Exercise 1: Repeat the passage on school lunch waste below word for word, in full.

+++++

From the quarter-waste method data collected on the main service line, the percentage of food consumed and wasted was calculated by multiplying the amount consumed or wasted by the average weight of the standard serving size. From the weight data collected on the salad bar, the percentage of food selected and wasted at the salad bar was calculated by taking the weight of food wasted from the salad bar and student trays in grams and dividing it by the total food weight served in grams. The percentage of food selected, consumed or wasted was examined.
Preintervention and postintervention waste data were analysed for significant change with the Mann-Whitney U test given the small sample size. SPSS (Version 24; SPSS Inc., Chicago, IL) was used for statistical analysis.
Results
The five high schools averaged 36.5% student participation rates in the lunch programme, with 45.6% of students eligible for free and reduced school meals in autumn 2014. Four of the five schools had an open campus lunch policy, whereby students were allowed to leave campus during the lunch period to consume food. A school policy also allowed students at all schools to eat their meals outside the cafeteria.
SLACs met up to four times and selected five to eight strategies from their self-assessment and discussions of what was feasible to change and what was needed in their lunchrooms (Table 1). Schools implemented different behavioural economic strategies selected from a common set of Smarter Lunchroom approaches between 1 and 2 months before post-data collection. Many schools placed FVs near the cash register or in attractive containers, added a menu in the lunchroom, created signage to promote FVs, redesigned the flow of the lunch line and/or created more reimbursable meal options; all these were small, easy, structural changes made to the lunchroom environment.

+++++

Exercise 2: Transcribe the stretch of the listing below from the line containing "value-type: REG_DWORD bbox=[401, 341, 474, 354]" through the line containing "226, 220, 243]", including both of those lines and nothing else.

Records for this task:
+++++

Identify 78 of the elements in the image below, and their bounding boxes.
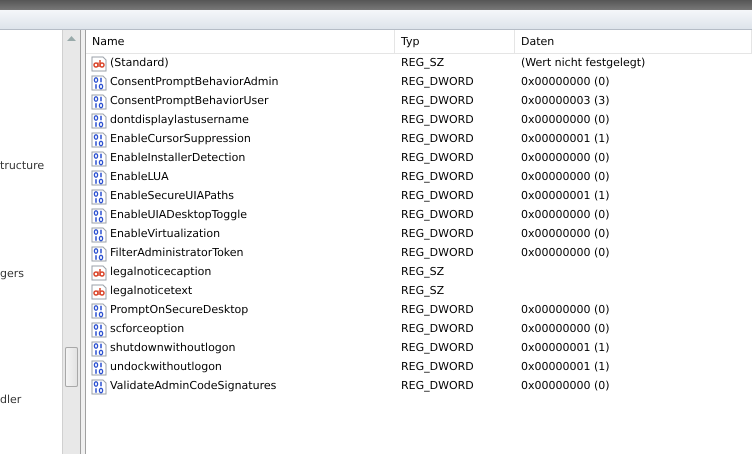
value-type: REG_DWORD bbox=[401, 341, 474, 354]
value-name[interactable]: shutdownwithoutlogon bbox=[110, 340, 236, 357]
value-data: 0x00000000 (0) bbox=[521, 303, 610, 316]
binary-value-icon bbox=[91, 132, 107, 148]
value-type: REG_DWORD bbox=[401, 208, 474, 222]
tree-item[interactable]: dler bbox=[0, 392, 22, 408]
scroll-up-arrow-icon[interactable] bbox=[67, 36, 76, 42]
binary-value-icon bbox=[91, 188, 107, 204]
value-name[interactable]: EnableVirtualization bbox=[110, 226, 220, 243]
value-data: 0x00000000 (0) bbox=[521, 246, 610, 260]
binary-value-icon bbox=[91, 226, 107, 242]
value-type: REG_DWORD bbox=[401, 151, 474, 164]
binary-value-icon bbox=[91, 170, 107, 186]
value-name[interactable]: EnableLUA bbox=[110, 169, 169, 186]
binary-value-icon bbox=[91, 150, 107, 166]
value-data: 0x00000000 (0) bbox=[521, 379, 610, 392]
value-name[interactable]: EnableUIADesktopToggle bbox=[110, 207, 248, 224]
value-name[interactable]: undockwithoutlogon bbox=[110, 359, 222, 376]
value-name[interactable]: EnableSecureUIAPaths bbox=[110, 188, 234, 205]
value-data: 0x00000001 (1) bbox=[521, 132, 610, 146]
value-data: 0x00000001 (1) bbox=[521, 360, 610, 374]
value-data: 0x00000000 (0) bbox=[521, 170, 610, 184]
value-type: REG_DWORD bbox=[401, 379, 474, 392]
value-data: (Wert nicht festgelegt) bbox=[521, 56, 646, 70]
value-type: REG_SZ bbox=[401, 284, 444, 298]
value-type: REG_SZ bbox=[401, 56, 444, 70]
tree-item[interactable]: gers bbox=[0, 266, 24, 282]
column-header[interactable]: Daten bbox=[515, 30, 752, 53]
value-type: REG_DWORD bbox=[401, 227, 474, 240]
value-name[interactable]: EnableInstallerDetection bbox=[110, 150, 246, 167]
value-type: REG_DWORD bbox=[401, 322, 474, 336]
binary-value-icon bbox=[91, 322, 107, 338]
value-name[interactable]: ValidateAdminCodeSignatures bbox=[110, 378, 276, 395]
value-type: REG_DWORD bbox=[401, 75, 474, 88]
value-data: 0x00000003 (3) bbox=[521, 94, 610, 108]
value-name[interactable]: legalnoticecaption bbox=[110, 264, 212, 281]
string-value-icon bbox=[91, 56, 107, 72]
value-type: REG_DWORD bbox=[401, 246, 474, 260]
value-name[interactable]: PromptOnSecureDesktop bbox=[110, 302, 248, 319]
value-data: 0x00000000 (0) bbox=[521, 151, 610, 164]
value-name[interactable]: legalnoticetext bbox=[110, 283, 192, 300]
value-type: REG_SZ bbox=[401, 265, 444, 278]
value-data: 0x00000000 (0) bbox=[521, 208, 610, 222]
value-type: REG_DWORD bbox=[401, 132, 474, 146]
binary-value-icon bbox=[91, 360, 107, 376]
value-type: REG_DWORD bbox=[401, 303, 474, 316]
binary-value-icon bbox=[91, 378, 107, 394]
value-name[interactable]: scforceoption bbox=[110, 321, 184, 338]
value-name[interactable]: EnableCursorSuppression bbox=[110, 131, 251, 148]
value-type: REG_DWORD bbox=[401, 170, 474, 184]
binary-value-icon bbox=[91, 94, 107, 110]
value-type: REG_DWORD bbox=[401, 94, 474, 108]
value-data: 0x00000000 (0) bbox=[521, 113, 610, 126]
value-name[interactable]: (Standard) bbox=[110, 55, 169, 72]
binary-value-icon bbox=[91, 246, 107, 262]
binary-value-icon bbox=[91, 112, 107, 128]
column-header[interactable]: Name bbox=[86, 30, 395, 53]
value-data: 0x00000001 (1) bbox=[521, 189, 610, 202]
value-name[interactable]: dontdisplaylastusername bbox=[110, 112, 249, 129]
scrollbar-thumb[interactable] bbox=[65, 347, 78, 387]
string-value-icon bbox=[91, 284, 107, 300]
string-value-icon bbox=[91, 264, 107, 280]
tree-item[interactable]: tructure bbox=[0, 158, 44, 174]
binary-value-icon bbox=[91, 302, 107, 318]
value-name[interactable]: ConsentPromptBehaviorUser bbox=[110, 93, 269, 110]
value-type: REG_DWORD bbox=[401, 113, 474, 126]
value-type: REG_DWORD bbox=[401, 189, 474, 202]
value-name[interactable]: FilterAdministratorToken bbox=[110, 245, 244, 262]
binary-value-icon bbox=[91, 340, 107, 356]
value-type: REG_DWORD bbox=[401, 360, 474, 374]
value-data: 0x00000001 (1) bbox=[521, 341, 610, 354]
value-data: 0x00000000 (0) bbox=[521, 227, 610, 240]
binary-value-icon bbox=[91, 74, 107, 90]
value-name[interactable]: ConsentPromptBehaviorAdmin bbox=[110, 74, 279, 91]
value-data: 0x00000000 (0) bbox=[521, 75, 610, 88]
binary-value-icon bbox=[91, 208, 107, 224]
value-data: 0x00000000 (0) bbox=[521, 322, 610, 336]
column-header[interactable]: Typ bbox=[395, 30, 515, 53]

+++++

Task solution 1:
From the quarter-waste method data collected on the main service line, the percentage of food consumed and wasted was calculated by multiplying the amount consumed or wasted by the average weight of the standard serving size. From the weight data collected on the salad bar, the percentage of food selected and wasted at the salad bar was calculated by taking the weight of food wasted from the salad bar and student trays in grams and dividing it by the total food weight served in grams. The percentage of food selected, consumed or wasted was examined.
Preintervention and postintervention waste data were analysed for significant change with the Mann-Whitney U test given the small sample size. SPSS (Version 24; SPSS Inc., Chicago, IL) was used for statistical analysis.
Results
The five high schools averaged 36.5% student participation rates in the lunch programme, with 45.6% of students eligible for free and reduced school meals in autumn 2014. Four of the five schools had an open campus lunch policy, whereby students were allowed to leave campus during the lunch period to consume food. A school policy also allowed students at all schools to eat their meals outside the cafeteria.
SLACs met up to four times and selected five to eight strategies from their self-assessment and discussions of what was feasible to change and what was needed in their lunchrooms (Table 1). Schools implemented different behavioural economic strategies selected from a common set of Smarter Lunchroom approaches between 1 and 2 months before post-data collection. Many schools placed FVs near the cash register or in attractive containers, added a menu in the lunchroom, created signage to promote FVs, redesigned the flow of the lunch line and/or created more reimbursable meal options; all these were small, easy, structural changes made to the lunchroom environment.

Task solution 2:
value-type: REG_DWORD bbox=[401, 341, 474, 354]
value-name[interactable]: shutdownwithoutlogon bbox=[110, 340, 236, 357]
value-data: 0x00000000 (0) bbox=[521, 303, 610, 316]
binary-value-icon bbox=[91, 132, 107, 148]
value-type: REG_DWORD bbox=[401, 208, 474, 222]
tree-item[interactable]: dler bbox=[0, 392, 22, 408]
scroll-up-arrow-icon[interactable] bbox=[67, 36, 76, 42]
binary-value-icon bbox=[91, 188, 107, 204]
value-name[interactable]: EnableVirtualization bbox=[110, 226, 220, 243]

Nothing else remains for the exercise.